>> start Supplied passage

While the development of low-emissions passenger vehicles has focused on electric battery technologies, the high-energy density of hydrogen makes it a strong candidate for heavy-duty vehicles like buses and trucks, and for emerging technologies like air taxis.

In the near-term though, hydrogen can be blended into natural gas streams for consumer uses such as electricity generation, residential heating and cooking, thus lowering overall emissions from burning natural gas (which is already a relatively low-emission fuel). For example, Heritage Gas in Nova Scotia is looking into fuel blending. In Alberta, ATCO Ltd. recently announced a project that will blend hydrogen into a section of an existing natural gas network, to be used primarily for building heating.

The biggest challenges: hydrogen is costly to produce and some production methods generate significant emissions. According to the International Energy Agency (IEA), grey hydrogen is currently the cheapest form, driven by the price of natural gas from which it’s derived. The IEA projects an increase in global demand for natural gas, which is expected to drive price increases. That, in turn, could make other forms of hydrogen relatively more economical. In addition, GHG emissions associated with grey hydrogen are often subject to carbon taxes and other costs, which are increasing as governments seek to reduce emissions.

>> end Supplied passage
>> start Stored data

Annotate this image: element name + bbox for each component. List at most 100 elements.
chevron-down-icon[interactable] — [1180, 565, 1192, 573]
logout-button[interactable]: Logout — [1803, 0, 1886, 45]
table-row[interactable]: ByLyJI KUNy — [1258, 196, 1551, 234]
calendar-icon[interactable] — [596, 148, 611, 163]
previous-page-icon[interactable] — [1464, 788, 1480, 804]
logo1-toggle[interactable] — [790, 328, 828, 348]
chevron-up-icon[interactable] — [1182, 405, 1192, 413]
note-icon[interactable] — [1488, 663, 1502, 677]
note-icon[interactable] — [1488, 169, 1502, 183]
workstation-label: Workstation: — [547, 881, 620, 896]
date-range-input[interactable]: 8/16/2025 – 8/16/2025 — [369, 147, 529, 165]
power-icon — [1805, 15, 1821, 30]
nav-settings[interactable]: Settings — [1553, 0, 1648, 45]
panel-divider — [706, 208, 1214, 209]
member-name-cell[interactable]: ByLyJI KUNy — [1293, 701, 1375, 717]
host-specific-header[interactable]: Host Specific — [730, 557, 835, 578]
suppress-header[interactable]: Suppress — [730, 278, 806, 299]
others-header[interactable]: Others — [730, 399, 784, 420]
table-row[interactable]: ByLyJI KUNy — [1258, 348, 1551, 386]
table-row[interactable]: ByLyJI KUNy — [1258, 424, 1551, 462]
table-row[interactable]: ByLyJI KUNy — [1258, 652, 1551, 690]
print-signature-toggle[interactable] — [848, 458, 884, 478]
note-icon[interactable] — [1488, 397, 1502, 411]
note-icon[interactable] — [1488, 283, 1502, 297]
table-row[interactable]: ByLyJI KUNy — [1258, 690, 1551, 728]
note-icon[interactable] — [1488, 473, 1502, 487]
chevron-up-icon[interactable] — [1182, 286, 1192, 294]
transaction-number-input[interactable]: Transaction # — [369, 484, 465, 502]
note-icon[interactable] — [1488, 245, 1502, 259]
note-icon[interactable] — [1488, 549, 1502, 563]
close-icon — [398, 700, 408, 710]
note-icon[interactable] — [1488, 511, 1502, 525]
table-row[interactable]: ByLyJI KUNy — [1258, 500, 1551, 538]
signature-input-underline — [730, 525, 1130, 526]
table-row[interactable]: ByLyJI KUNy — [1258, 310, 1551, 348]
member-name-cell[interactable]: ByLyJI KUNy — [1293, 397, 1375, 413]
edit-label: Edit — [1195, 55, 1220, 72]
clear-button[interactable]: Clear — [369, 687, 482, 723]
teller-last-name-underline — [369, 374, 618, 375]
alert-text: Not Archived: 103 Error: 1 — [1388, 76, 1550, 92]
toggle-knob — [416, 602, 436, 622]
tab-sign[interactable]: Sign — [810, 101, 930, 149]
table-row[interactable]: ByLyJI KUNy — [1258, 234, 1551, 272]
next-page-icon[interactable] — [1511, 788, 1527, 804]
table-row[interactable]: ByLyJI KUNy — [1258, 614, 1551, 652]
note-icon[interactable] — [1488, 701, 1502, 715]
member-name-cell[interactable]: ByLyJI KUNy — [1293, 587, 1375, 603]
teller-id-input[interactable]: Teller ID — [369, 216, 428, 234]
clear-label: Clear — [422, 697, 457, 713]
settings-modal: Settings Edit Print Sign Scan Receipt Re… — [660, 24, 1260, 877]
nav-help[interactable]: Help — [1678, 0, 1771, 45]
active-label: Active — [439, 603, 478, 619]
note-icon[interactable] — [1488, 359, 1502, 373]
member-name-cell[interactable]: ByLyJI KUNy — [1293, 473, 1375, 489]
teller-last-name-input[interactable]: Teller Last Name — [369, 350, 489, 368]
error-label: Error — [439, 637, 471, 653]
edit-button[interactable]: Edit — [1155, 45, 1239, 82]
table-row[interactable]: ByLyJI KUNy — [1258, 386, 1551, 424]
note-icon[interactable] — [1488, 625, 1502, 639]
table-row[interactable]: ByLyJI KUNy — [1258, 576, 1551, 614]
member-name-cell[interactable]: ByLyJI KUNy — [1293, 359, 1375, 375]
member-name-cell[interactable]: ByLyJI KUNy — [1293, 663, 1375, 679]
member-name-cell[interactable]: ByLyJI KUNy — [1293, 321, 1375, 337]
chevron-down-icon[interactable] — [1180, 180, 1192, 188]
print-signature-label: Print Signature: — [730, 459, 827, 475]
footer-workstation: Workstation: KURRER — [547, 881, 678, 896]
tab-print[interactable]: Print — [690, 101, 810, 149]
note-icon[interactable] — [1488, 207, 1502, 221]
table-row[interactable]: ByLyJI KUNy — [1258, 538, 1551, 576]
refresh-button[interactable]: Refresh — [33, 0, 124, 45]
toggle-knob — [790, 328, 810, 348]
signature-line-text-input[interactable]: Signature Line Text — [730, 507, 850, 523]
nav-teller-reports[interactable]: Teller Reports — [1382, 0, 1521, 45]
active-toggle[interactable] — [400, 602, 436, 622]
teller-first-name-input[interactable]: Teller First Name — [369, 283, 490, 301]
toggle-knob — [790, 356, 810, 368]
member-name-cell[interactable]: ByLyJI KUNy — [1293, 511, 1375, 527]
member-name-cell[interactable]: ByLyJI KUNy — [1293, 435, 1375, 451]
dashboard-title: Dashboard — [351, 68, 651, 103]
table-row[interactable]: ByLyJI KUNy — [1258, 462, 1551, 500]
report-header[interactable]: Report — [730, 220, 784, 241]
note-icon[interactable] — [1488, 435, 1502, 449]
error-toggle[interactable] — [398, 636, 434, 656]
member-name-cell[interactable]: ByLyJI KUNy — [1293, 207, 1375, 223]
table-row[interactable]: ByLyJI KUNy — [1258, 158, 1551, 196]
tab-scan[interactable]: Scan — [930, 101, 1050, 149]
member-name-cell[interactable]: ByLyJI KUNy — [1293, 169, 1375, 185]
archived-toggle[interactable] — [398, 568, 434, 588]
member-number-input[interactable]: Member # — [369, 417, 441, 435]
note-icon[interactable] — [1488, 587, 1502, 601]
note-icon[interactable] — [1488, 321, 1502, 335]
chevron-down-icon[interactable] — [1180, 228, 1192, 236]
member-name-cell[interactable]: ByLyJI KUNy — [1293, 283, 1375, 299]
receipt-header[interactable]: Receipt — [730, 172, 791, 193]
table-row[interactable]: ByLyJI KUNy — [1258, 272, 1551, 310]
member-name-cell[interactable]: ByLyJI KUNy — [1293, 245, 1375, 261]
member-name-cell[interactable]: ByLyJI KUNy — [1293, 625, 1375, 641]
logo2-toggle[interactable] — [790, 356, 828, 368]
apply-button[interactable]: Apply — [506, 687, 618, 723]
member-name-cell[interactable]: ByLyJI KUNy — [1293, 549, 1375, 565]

>> end Stored data

* **Given problem A**
For the hydrogen text, decide whether each statement agrees with it: (i) According to the IEA, grey hydrogen is currently the cheapest form. (ii) The ATCO Ltd. project will blend hydrogen into a natural gas network mainly for electricity generation. (iii) The IEA projects a decrease in global demand for natural gas. Answer yes or no for each, quoting the deciding words of the text.
* **Given problem B**
Output word for word the part of the hydrogen text from "While the development" up to and including "for building heating.".

* **Answer A**
(i) Yes: "grey hydrogen is currently the cheapest form"
(ii) No: "to be used primarily for building heating"
(iii) No: "The IEA projects an increase in global demand for natural gas"

* **Answer B**
While the development of low-emissions passenger vehicles has focused on electric battery technologies, the high-energy density of hydrogen makes it a strong candidate for heavy-duty vehicles like buses and trucks, and for emerging technologies like air taxis.

In the near-term though, hydrogen can be blended into natural gas streams for consumer uses such as electricity generation, residential heating and cooking, thus lowering overall emissions from burning natural gas (which is already a relatively low-emission fuel). For example, Heritage Gas in Nova Scotia is looking into fuel blending. In Alberta, ATCO Ltd. recently announced a project that will blend hydrogen into a section of an existing natural gas network, to be used primarily for building heating.